Request
Repeat the material verbatim and drop the pictures.

Provided material
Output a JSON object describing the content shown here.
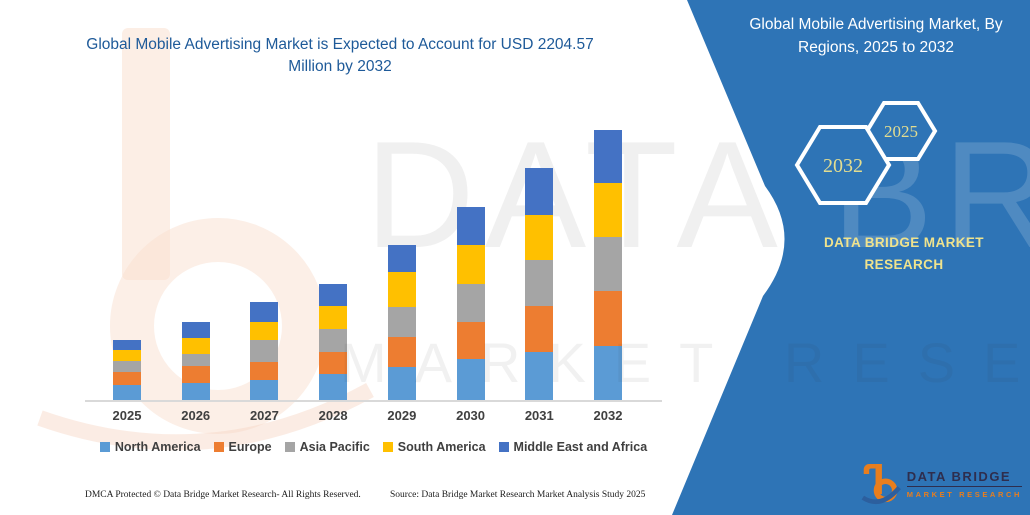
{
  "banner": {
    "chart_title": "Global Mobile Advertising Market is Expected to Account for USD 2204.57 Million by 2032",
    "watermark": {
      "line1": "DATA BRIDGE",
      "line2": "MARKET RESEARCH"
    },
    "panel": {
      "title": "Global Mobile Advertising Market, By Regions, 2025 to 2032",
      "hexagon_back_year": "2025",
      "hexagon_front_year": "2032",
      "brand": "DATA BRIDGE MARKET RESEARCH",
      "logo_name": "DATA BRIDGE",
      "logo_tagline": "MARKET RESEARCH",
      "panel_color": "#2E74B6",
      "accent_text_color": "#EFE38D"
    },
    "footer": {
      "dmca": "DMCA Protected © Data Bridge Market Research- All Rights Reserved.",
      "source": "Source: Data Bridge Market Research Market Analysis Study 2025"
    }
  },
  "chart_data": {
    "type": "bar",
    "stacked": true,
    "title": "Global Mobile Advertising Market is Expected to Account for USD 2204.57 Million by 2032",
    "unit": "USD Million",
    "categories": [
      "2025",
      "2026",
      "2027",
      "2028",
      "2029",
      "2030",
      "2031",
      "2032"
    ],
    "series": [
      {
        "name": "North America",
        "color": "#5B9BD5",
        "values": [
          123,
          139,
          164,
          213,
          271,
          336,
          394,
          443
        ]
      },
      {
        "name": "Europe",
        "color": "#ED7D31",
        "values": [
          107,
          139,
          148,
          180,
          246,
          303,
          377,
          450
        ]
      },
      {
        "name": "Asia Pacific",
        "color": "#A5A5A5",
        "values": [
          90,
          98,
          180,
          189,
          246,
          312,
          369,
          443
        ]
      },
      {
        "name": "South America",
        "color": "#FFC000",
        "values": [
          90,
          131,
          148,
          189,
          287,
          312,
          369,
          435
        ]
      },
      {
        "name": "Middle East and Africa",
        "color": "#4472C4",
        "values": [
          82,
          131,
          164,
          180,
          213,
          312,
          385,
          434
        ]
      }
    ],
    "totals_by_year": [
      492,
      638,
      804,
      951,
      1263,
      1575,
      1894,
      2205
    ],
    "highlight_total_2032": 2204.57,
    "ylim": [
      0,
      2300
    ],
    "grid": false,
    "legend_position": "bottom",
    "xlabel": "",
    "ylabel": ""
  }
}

Solution to the problem
Output a JSON object describing the content shown here.
{
  "banner": {
    "chart_title": "Global Mobile Advertising Market is Expected to Account for USD 2204.57 Million by 2032",
    "watermark": {
      "line1": "DATA BRIDGE",
      "line2": "MARKET RESEARCH"
    },
    "panel": {
      "title": "Global Mobile Advertising Market, By Regions, 2025 to 2032",
      "hexagon_back_year": "2025",
      "hexagon_front_year": "2032",
      "brand": "DATA BRIDGE MARKET RESEARCH",
      "logo_name": "DATA BRIDGE",
      "logo_tagline": "MARKET RESEARCH",
      "panel_color": "#2E74B6",
      "accent_text_color": "#EFE38D"
    },
    "footer": {
      "dmca": "DMCA Protected © Data Bridge Market Research- All Rights Reserved.",
      "source": "Source: Data Bridge Market Research Market Analysis Study 2025"
    }
  },
  "chart_data": {
    "type": "bar",
    "stacked": true,
    "title": "Global Mobile Advertising Market is Expected to Account for USD 2204.57 Million by 2032",
    "unit": "USD Million",
    "categories": [
      "2025",
      "2026",
      "2027",
      "2028",
      "2029",
      "2030",
      "2031",
      "2032"
    ],
    "series": [
      {
        "name": "North America",
        "color": "#5B9BD5",
        "values": [
          123,
          139,
          164,
          213,
          271,
          336,
          394,
          443
        ]
      },
      {
        "name": "Europe",
        "color": "#ED7D31",
        "values": [
          107,
          139,
          148,
          180,
          246,
          303,
          377,
          450
        ]
      },
      {
        "name": "Asia Pacific",
        "color": "#A5A5A5",
        "values": [
          90,
          98,
          180,
          189,
          246,
          312,
          369,
          443
        ]
      },
      {
        "name": "South America",
        "color": "#FFC000",
        "values": [
          90,
          131,
          148,
          189,
          287,
          312,
          369,
          435
        ]
      },
      {
        "name": "Middle East and Africa",
        "color": "#4472C4",
        "values": [
          82,
          131,
          164,
          180,
          213,
          312,
          385,
          434
        ]
      }
    ],
    "totals_by_year": [
      492,
      638,
      804,
      951,
      1263,
      1575,
      1894,
      2205
    ],
    "highlight_total_2032": 2204.57,
    "ylim": [
      0,
      2300
    ],
    "grid": false,
    "legend_position": "bottom",
    "xlabel": "",
    "ylabel": ""
  }
}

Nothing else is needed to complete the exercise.